** YOUR GOAL **
Go through the listing beneath this task and return every line that carries the string "color".
--- Start of INPUT FOR THIS TASK ---
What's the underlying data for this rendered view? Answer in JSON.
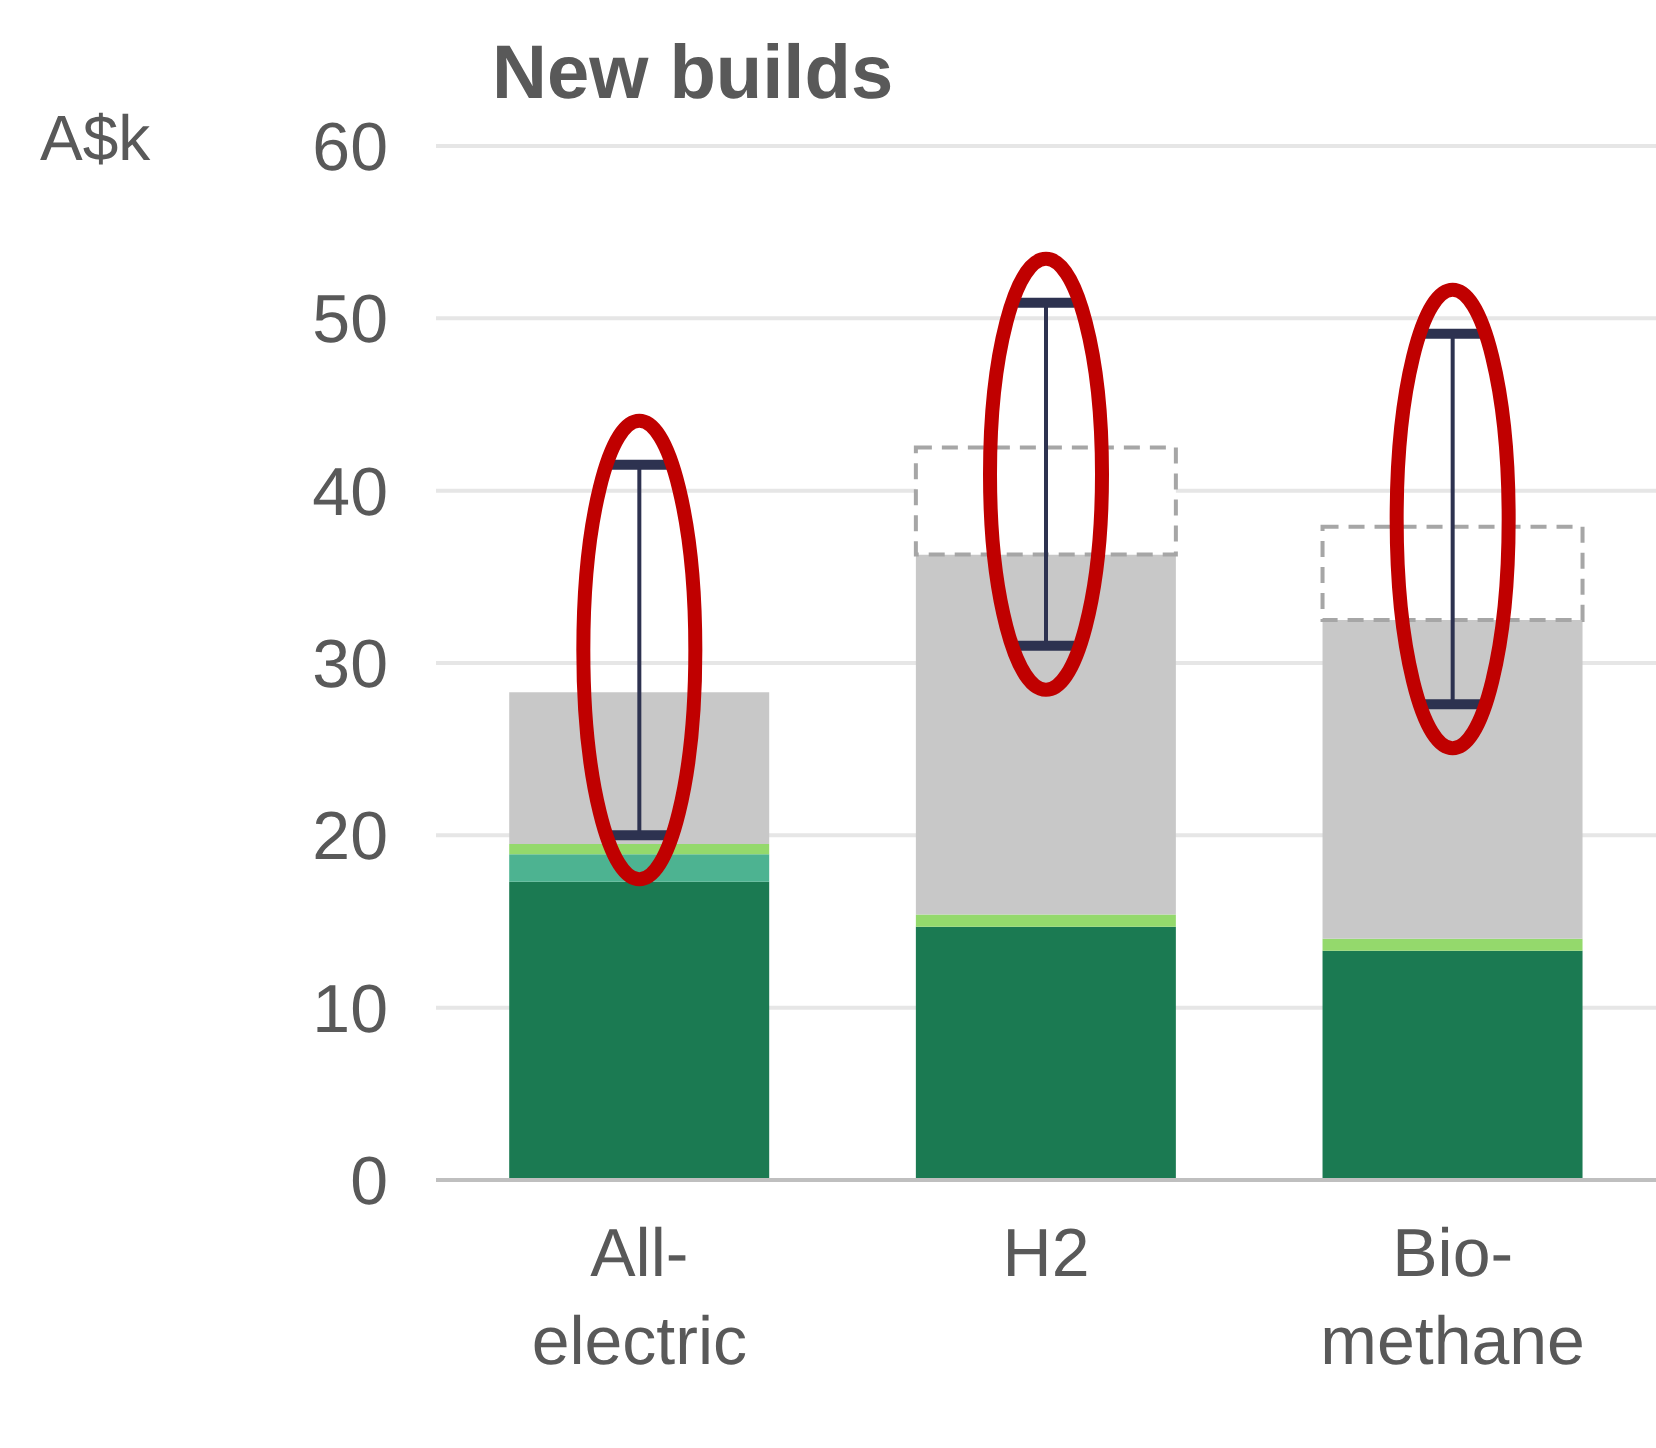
{
  "chart_data": {
    "type": "bar",
    "title": "New builds",
    "ylabel": "A$k",
    "categories": [
      "All-electric",
      "H2",
      "Bio-methane"
    ],
    "stacked": true,
    "series": [
      {
        "color": "#1b7a52",
        "values": [
          17.3,
          14.7,
          13.3
        ]
      },
      {
        "color": "#4db391",
        "values": [
          1.6,
          0,
          0
        ]
      },
      {
        "color": "#94d96c",
        "values": [
          0.6,
          0.7,
          0.7
        ]
      },
      {
        "color": "#c8c8c8",
        "values": [
          8.8,
          20.9,
          18.5
        ]
      },
      {
        "color": "#a6a6a6",
        "line_style": "dashed",
        "values": [
          0,
          6.2,
          5.4
        ],
        "errors": [
          [
            20,
            41.5
          ],
          [
            31,
            50.9
          ],
          [
            27.6,
            49.1
          ]
        ]
      }
    ],
    "ylim": [
      0,
      60
    ],
    "yticks": [
      0,
      10,
      20,
      30,
      40,
      50,
      60
    ],
    "grid": "y"
  }
}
--- End of INPUT FOR THIS TASK ---
** RESULT OF THE TASK **
        "color": "#1b7a52",
        "color": "#4db391",
        "color": "#94d96c",
        "color": "#c8c8c8",
        "color": "#a6a6a6",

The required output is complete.